### PROBLEM DETAILS
In the material below, identify each line bearing the word "necesidad". Reproduce those lines.

[Collection entries]
★ ★ ★ ★
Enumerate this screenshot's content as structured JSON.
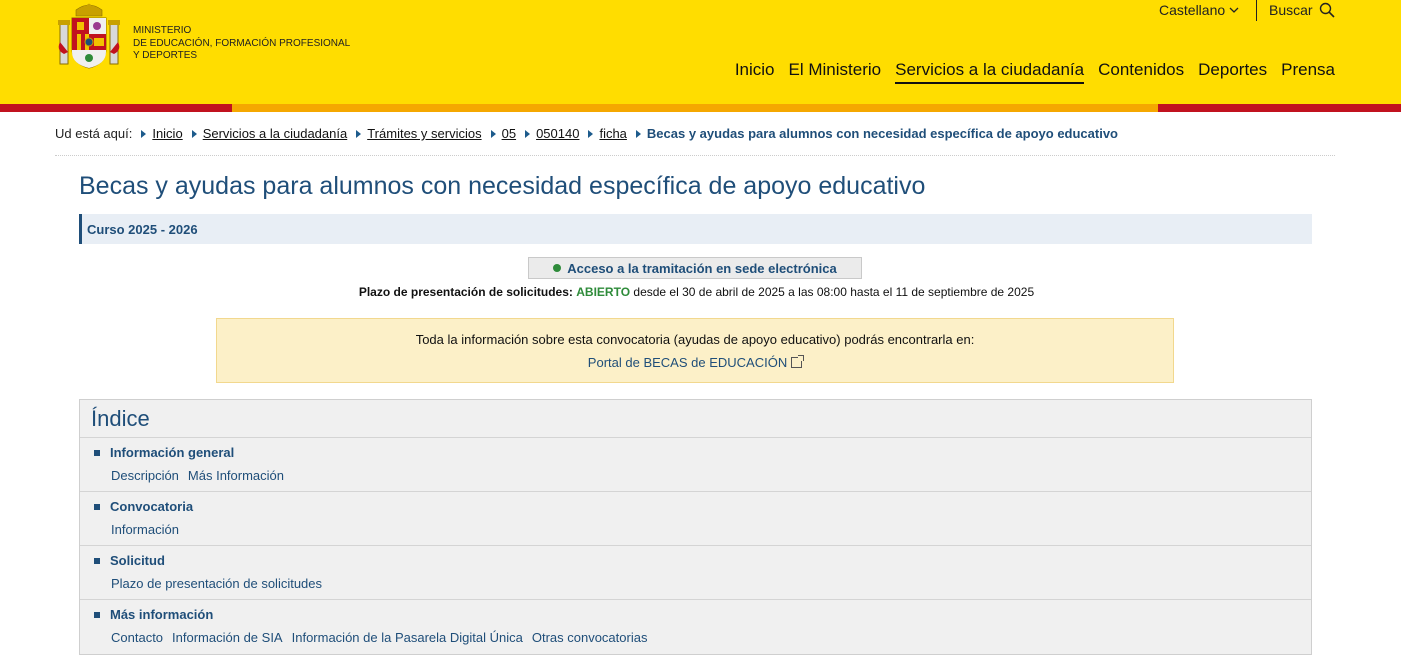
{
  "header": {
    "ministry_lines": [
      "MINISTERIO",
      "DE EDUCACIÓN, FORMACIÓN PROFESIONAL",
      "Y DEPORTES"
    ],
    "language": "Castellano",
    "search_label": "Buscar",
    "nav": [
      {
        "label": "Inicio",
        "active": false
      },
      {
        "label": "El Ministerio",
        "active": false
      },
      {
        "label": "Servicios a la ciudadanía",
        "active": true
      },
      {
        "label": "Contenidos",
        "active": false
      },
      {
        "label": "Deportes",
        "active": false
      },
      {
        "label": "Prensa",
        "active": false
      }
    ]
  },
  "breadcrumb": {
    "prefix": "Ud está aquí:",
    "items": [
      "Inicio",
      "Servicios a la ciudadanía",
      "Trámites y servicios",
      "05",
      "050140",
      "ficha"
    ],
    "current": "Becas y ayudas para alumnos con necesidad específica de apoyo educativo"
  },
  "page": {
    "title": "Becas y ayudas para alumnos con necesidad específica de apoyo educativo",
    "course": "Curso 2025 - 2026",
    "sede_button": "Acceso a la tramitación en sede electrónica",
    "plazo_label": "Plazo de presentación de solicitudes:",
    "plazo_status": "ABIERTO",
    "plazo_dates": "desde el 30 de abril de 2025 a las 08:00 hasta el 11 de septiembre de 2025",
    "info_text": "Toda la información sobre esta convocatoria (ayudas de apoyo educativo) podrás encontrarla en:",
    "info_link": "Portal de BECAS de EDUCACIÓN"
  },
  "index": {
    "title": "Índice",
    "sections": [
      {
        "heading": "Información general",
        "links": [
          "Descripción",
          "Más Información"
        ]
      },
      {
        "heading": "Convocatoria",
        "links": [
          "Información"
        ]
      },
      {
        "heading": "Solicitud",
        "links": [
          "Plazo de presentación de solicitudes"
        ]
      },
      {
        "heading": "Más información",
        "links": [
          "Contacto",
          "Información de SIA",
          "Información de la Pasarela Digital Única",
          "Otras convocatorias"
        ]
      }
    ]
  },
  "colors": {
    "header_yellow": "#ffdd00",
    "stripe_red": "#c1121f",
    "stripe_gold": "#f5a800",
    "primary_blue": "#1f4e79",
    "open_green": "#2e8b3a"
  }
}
★ ★ ★ ★
### TASK SOLUTION
    "current": "Becas y ayudas para alumnos con necesidad específica de apoyo educativo"
    "title": "Becas y ayudas para alumnos con necesidad específica de apoyo educativo",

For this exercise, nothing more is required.